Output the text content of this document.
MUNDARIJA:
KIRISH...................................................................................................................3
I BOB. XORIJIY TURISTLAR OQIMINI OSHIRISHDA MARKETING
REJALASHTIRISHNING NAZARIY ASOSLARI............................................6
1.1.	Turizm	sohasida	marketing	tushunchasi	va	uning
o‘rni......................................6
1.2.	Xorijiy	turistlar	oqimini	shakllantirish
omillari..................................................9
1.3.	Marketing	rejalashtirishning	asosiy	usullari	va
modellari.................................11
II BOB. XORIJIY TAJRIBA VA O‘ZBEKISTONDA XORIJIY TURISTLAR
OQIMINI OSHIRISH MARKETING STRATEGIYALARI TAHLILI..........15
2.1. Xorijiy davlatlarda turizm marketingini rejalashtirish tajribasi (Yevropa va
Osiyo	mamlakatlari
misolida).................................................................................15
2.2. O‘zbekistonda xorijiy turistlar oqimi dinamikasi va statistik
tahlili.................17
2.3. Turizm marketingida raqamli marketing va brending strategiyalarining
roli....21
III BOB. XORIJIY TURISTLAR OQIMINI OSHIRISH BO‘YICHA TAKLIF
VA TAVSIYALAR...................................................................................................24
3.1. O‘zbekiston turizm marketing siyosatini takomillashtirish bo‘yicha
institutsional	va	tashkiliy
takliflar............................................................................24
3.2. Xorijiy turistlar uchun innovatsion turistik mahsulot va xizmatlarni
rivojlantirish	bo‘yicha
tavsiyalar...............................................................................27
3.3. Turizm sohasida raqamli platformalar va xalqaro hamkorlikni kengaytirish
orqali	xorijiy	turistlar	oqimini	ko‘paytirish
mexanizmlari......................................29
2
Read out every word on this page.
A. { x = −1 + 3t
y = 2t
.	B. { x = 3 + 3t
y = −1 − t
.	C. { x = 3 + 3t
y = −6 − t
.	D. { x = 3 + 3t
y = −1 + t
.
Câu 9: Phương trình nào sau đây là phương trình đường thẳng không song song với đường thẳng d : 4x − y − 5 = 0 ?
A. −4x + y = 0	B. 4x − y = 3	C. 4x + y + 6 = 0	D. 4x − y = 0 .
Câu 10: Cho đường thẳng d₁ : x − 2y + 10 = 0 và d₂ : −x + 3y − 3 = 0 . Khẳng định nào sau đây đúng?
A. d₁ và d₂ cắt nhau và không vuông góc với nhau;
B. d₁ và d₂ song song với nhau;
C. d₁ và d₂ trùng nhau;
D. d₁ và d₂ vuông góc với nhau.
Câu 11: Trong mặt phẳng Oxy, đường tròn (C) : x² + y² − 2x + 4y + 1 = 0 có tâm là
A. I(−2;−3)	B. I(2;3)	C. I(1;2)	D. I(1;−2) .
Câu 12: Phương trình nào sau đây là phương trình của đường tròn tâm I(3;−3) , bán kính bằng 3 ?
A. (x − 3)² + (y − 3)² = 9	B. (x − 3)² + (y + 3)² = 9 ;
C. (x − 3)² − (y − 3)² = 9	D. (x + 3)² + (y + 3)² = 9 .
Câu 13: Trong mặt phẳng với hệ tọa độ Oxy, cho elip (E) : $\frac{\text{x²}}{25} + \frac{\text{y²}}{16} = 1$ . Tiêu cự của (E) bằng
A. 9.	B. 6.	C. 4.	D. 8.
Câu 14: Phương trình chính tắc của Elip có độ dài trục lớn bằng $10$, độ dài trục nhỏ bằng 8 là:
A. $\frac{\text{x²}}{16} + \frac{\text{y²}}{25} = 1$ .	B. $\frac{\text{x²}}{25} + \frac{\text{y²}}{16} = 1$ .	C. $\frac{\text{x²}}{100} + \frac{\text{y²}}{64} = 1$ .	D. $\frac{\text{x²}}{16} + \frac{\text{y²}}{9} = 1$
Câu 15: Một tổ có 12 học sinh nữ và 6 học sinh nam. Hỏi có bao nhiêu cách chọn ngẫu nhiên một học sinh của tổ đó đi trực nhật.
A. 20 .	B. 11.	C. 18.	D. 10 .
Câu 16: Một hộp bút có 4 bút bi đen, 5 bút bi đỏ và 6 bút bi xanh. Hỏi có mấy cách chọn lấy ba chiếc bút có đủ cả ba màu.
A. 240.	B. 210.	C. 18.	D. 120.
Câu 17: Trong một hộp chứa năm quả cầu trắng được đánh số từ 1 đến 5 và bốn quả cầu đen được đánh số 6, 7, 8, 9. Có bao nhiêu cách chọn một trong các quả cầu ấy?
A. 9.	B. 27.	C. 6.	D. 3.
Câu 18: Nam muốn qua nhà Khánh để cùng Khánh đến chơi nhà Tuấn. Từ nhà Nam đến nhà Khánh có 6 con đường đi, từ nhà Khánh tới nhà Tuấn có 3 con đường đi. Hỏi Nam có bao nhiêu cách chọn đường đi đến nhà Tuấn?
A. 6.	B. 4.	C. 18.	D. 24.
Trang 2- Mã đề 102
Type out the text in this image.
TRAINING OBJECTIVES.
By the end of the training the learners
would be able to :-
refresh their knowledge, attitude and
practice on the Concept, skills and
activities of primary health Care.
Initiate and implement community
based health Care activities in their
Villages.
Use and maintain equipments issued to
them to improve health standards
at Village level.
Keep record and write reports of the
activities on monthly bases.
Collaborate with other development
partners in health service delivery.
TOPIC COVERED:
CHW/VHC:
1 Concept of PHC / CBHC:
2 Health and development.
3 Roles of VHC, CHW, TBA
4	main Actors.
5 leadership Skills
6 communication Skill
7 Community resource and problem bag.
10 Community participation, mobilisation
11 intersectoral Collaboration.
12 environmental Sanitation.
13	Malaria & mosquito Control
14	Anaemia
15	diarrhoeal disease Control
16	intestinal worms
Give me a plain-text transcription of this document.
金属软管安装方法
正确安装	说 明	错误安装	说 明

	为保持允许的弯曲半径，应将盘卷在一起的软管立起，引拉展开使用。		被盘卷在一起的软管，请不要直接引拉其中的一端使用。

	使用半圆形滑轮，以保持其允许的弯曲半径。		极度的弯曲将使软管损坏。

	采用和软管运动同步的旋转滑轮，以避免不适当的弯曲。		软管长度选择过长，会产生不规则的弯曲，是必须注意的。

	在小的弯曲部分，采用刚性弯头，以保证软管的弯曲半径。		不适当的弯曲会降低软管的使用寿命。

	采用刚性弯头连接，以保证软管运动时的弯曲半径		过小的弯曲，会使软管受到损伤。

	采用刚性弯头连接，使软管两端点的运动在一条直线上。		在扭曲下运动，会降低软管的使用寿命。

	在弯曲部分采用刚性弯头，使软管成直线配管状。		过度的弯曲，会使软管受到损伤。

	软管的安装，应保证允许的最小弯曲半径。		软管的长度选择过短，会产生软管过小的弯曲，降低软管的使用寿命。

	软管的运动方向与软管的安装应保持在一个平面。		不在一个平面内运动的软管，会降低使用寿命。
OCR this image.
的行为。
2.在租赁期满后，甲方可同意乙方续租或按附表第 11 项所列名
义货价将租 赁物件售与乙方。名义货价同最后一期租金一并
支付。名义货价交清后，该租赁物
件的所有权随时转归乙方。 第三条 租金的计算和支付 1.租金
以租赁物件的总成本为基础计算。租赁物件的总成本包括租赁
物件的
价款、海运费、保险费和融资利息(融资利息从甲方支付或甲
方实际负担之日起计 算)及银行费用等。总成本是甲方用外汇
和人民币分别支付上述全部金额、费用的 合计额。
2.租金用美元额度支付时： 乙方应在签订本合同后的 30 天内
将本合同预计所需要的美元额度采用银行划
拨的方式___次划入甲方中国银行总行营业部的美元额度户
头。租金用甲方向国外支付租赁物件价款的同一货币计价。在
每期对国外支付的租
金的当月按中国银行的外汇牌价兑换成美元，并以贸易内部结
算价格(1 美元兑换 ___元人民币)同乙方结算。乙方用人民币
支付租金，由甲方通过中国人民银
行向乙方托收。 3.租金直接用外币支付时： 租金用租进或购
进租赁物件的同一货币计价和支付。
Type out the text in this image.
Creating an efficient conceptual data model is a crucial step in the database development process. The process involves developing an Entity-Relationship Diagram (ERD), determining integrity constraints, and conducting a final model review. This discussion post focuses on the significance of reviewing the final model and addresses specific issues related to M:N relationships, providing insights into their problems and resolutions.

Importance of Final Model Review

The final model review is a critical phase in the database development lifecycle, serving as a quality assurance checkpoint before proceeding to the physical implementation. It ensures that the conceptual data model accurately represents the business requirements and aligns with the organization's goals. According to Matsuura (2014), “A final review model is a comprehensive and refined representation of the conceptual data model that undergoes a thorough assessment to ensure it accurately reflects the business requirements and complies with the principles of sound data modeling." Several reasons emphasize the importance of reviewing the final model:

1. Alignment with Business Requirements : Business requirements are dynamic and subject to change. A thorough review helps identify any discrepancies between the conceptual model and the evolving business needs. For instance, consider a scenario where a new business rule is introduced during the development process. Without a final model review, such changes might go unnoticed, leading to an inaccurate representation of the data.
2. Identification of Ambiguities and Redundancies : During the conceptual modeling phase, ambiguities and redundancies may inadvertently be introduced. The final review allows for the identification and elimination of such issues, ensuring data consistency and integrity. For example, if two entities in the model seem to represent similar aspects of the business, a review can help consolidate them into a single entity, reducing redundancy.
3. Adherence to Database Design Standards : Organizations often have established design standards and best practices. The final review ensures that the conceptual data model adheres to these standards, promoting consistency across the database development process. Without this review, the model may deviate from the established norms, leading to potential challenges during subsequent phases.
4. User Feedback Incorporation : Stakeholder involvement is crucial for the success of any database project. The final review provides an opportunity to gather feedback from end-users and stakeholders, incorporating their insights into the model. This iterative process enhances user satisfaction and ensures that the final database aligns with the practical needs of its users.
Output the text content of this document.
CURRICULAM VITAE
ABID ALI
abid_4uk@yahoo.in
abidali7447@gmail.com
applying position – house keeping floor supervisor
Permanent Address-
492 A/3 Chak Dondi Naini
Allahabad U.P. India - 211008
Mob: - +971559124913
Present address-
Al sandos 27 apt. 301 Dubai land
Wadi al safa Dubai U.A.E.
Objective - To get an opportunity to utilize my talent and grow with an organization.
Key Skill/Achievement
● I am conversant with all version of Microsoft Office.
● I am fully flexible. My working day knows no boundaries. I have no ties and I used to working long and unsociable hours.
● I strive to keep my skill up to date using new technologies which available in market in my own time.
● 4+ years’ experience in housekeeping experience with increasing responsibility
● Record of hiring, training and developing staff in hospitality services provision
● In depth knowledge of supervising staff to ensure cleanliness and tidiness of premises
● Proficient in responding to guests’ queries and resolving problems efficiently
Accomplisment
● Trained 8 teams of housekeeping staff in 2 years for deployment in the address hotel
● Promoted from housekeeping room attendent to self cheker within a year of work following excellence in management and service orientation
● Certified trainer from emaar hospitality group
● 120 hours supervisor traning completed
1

****************

> SET EXERCISE
Filter the records above for "thorough" and copy every matching line.

> ANSWER TO THIS EXERCISE
The final model review is a critical phase in the database development lifecycle, serving as a quality assurance checkpoint before proceeding to the physical implementation. It ensures that the conceptual data model accurately represents the business requirements and aligns with the organization's goals. According to Matsuura (2014), “A final review model is a comprehensive and refined representation of the conceptual data model that undergoes a thorough assessment to ensure it accurately reflects the business requirements and complies with the principles of sound data modeling." Several reasons emphasize the importance of reviewing the final model:
1. Alignment with Business Requirements : Business requirements are dynamic and subject to change. A thorough review helps identify any discrepancies between the conceptual model and the evolving business needs. For instance, consider a scenario where a new business rule is introduced during the development process. Without a final model review, such changes might go unnoticed, leading to an inaccurate representation of the data.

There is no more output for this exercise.